* _Dataset records_:

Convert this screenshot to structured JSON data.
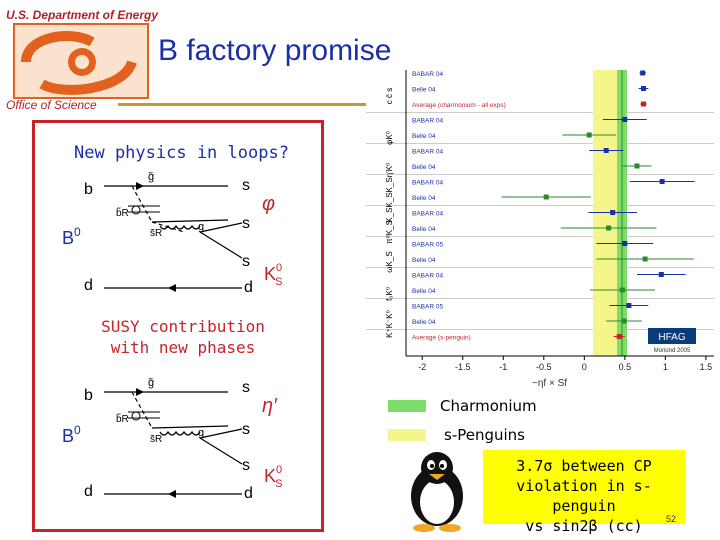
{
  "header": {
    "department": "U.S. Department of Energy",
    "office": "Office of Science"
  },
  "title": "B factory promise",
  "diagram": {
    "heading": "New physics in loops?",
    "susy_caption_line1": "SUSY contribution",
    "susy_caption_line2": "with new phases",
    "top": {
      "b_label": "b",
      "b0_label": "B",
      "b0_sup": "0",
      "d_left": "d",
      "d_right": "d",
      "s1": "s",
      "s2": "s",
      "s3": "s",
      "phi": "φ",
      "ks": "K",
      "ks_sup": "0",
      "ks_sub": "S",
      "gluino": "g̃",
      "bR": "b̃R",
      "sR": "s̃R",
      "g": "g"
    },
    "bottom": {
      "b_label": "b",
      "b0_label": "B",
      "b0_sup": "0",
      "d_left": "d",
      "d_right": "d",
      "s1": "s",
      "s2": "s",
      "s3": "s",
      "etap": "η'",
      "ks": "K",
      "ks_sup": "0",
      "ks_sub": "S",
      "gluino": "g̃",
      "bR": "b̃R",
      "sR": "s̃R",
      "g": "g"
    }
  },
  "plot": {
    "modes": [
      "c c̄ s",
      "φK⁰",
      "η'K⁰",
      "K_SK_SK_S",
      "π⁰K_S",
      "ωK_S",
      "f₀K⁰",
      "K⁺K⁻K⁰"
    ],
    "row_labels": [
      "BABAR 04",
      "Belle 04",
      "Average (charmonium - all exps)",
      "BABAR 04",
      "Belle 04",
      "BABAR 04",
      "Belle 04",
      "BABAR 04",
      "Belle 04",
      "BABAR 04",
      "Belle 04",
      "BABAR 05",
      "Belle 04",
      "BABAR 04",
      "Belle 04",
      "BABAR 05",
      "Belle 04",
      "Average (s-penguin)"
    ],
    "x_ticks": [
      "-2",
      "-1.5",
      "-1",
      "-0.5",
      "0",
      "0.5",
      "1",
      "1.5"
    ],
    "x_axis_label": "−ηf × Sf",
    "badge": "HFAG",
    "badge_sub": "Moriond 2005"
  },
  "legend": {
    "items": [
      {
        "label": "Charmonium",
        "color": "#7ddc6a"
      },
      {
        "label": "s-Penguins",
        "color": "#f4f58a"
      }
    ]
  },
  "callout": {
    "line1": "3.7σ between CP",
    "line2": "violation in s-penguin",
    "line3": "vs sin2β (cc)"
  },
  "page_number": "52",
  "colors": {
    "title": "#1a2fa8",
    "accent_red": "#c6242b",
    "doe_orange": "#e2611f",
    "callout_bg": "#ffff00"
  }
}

* _What is expected_: Write out every line above exactly as it is, leaving out the pictures.

* _Full output_:
Convert this screenshot to structured JSON data.
{
  "header": {
    "department": "U.S. Department of Energy",
    "office": "Office of Science"
  },
  "title": "B factory promise",
  "diagram": {
    "heading": "New physics in loops?",
    "susy_caption_line1": "SUSY contribution",
    "susy_caption_line2": "with new phases",
    "top": {
      "b_label": "b",
      "b0_label": "B",
      "b0_sup": "0",
      "d_left": "d",
      "d_right": "d",
      "s1": "s",
      "s2": "s",
      "s3": "s",
      "phi": "φ",
      "ks": "K",
      "ks_sup": "0",
      "ks_sub": "S",
      "gluino": "g̃",
      "bR": "b̃R",
      "sR": "s̃R",
      "g": "g"
    },
    "bottom": {
      "b_label": "b",
      "b0_label": "B",
      "b0_sup": "0",
      "d_left": "d",
      "d_right": "d",
      "s1": "s",
      "s2": "s",
      "s3": "s",
      "etap": "η'",
      "ks": "K",
      "ks_sup": "0",
      "ks_sub": "S",
      "gluino": "g̃",
      "bR": "b̃R",
      "sR": "s̃R",
      "g": "g"
    }
  },
  "plot": {
    "modes": [
      "c c̄ s",
      "φK⁰",
      "η'K⁰",
      "K_SK_SK_S",
      "π⁰K_S",
      "ωK_S",
      "f₀K⁰",
      "K⁺K⁻K⁰"
    ],
    "row_labels": [
      "BABAR 04",
      "Belle 04",
      "Average (charmonium - all exps)",
      "BABAR 04",
      "Belle 04",
      "BABAR 04",
      "Belle 04",
      "BABAR 04",
      "Belle 04",
      "BABAR 04",
      "Belle 04",
      "BABAR 05",
      "Belle 04",
      "BABAR 04",
      "Belle 04",
      "BABAR 05",
      "Belle 04",
      "Average (s-penguin)"
    ],
    "x_ticks": [
      "-2",
      "-1.5",
      "-1",
      "-0.5",
      "0",
      "0.5",
      "1",
      "1.5"
    ],
    "x_axis_label": "−ηf × Sf",
    "badge": "HFAG",
    "badge_sub": "Moriond 2005"
  },
  "legend": {
    "items": [
      {
        "label": "Charmonium",
        "color": "#7ddc6a"
      },
      {
        "label": "s-Penguins",
        "color": "#f4f58a"
      }
    ]
  },
  "callout": {
    "line1": "3.7σ between CP",
    "line2": "violation in s-penguin",
    "line3": "vs sin2β (cc)"
  },
  "page_number": "52",
  "colors": {
    "title": "#1a2fa8",
    "accent_red": "#c6242b",
    "doe_orange": "#e2611f",
    "callout_bg": "#ffff00"
  }
}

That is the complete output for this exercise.